Task prompt. Continue the passage on Himalayan salt from where it stops, in the same style.

Selected text.

....

You may have seen Himalayan Salt marketed widely as a food additive, health treatment or even used in decorative lamps. The salt is mined in the Punjab areas of Pakistan and India in the Himalayan foothills. It often has an unusual pink hue, but in reality it can range from transparent to off-white to red. It is this red colour that makes it attractively different, but in reality like most table salts it is still around 98% sodium chloride. That remaining 2% though may be very different.
Edible salt has small added amounts of iodine, sodium aluminosilicate or magnesium carbonate. Some Himalayan salt has harmful impurities so not all of it is edible, it may contain harmful amounts of magnesium, potassium or calcium so you should not consume it unless you are confident it has been correctly labelled as fit for human consumption.

....

Data provided.
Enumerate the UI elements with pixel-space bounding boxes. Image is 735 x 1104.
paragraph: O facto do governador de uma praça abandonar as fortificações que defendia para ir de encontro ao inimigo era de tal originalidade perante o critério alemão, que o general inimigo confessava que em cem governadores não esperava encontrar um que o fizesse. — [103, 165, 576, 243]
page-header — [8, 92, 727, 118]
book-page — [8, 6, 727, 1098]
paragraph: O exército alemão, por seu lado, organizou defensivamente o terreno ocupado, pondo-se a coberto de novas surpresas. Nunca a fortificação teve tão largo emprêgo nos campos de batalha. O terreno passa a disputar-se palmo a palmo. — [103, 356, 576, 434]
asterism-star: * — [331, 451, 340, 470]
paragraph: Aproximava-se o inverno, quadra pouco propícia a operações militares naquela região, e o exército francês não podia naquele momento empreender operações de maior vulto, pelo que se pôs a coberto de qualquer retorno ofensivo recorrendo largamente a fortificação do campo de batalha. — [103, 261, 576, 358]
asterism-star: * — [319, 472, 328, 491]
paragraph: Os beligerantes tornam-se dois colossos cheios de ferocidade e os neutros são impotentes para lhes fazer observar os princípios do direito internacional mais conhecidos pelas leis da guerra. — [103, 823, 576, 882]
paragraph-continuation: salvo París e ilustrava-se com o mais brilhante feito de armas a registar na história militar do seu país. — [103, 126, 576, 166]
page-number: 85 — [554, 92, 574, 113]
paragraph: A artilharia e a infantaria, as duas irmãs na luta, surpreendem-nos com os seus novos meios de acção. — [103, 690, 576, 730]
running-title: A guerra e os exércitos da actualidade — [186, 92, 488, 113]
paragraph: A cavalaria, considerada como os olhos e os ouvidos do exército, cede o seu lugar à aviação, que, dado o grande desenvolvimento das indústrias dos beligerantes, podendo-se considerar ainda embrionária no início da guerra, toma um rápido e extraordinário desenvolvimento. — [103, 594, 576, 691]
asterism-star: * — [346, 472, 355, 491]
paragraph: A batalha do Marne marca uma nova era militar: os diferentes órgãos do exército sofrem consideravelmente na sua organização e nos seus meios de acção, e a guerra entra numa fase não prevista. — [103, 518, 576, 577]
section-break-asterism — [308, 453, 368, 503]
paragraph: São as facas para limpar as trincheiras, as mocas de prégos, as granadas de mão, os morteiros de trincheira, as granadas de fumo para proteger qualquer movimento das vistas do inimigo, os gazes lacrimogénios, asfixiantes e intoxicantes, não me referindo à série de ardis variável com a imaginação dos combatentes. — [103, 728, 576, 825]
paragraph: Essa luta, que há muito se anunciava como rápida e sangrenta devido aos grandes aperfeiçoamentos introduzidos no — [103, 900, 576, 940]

....

Task response.
There are numerous health claims about it, for instance the Global Healing Centre says: "Himalayan crystal salt has matured over the past 250 million years under intense tectonic pressure in an environment that's free of toxins and impurities...[its]...unique cellular structure allows it to store vibrational energy'. Which is of course nonsense on stilts. Like most animals we need salt to give us trace amounts of certain chemicals. Common table salt is controlled, regulated and often has added minerals that we might otherwise lack in our diets. Like all things though the dose makes the poison and it should be consumed as part of a healthy diet.